# JOB
Give the entries again, word for word.

# GIVEN RECORDS
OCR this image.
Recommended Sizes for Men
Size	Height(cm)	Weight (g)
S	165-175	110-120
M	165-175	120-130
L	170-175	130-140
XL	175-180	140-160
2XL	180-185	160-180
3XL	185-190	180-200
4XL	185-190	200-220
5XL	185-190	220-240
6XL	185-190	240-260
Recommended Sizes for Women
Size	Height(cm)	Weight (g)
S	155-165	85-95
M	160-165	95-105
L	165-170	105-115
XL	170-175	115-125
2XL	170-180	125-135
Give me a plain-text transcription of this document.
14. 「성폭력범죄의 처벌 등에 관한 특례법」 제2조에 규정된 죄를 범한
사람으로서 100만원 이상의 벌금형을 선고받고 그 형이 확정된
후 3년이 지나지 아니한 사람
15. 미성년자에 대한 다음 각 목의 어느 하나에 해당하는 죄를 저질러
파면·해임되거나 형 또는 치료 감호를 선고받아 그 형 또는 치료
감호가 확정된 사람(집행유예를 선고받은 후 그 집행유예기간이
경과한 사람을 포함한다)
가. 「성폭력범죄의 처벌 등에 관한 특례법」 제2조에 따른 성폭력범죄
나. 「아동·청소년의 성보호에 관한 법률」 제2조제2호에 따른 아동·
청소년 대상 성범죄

# THE COMPLETED TASK
OCR this image.
Recommended Sizes for Men
Size	Height(cm)	Weight (g)
S	165-175	110-120
M	165-175	120-130
L	170-175	130-140
XL	175-180	140-160
2XL	180-185	160-180
3XL	185-190	180-200
4XL	185-190	200-220
5XL	185-190	220-240
6XL	185-190	240-260
Recommended Sizes for Women
Size	Height(cm)	Weight (g)
S	155-165	85-95
M	160-165	95-105
L	165-170	105-115
XL	170-175	115-125
2XL	170-180	125-135
Give me a plain-text transcription of this document.
14. 「성폭력범죄의 처벌 등에 관한 특례법」 제2조에 규정된 죄를 범한
사람으로서 100만원 이상의 벌금형을 선고받고 그 형이 확정된
후 3년이 지나지 아니한 사람
15. 미성년자에 대한 다음 각 목의 어느 하나에 해당하는 죄를 저질러
파면·해임되거나 형 또는 치료 감호를 선고받아 그 형 또는 치료
감호가 확정된 사람(집행유예를 선고받은 후 그 집행유예기간이
경과한 사람을 포함한다)
가. 「성폭력범죄의 처벌 등에 관한 특례법」 제2조에 따른 성폭력범죄
나. 「아동·청소년의 성보호에 관한 법률」 제2조제2호에 따른 아동·
청소년 대상 성범죄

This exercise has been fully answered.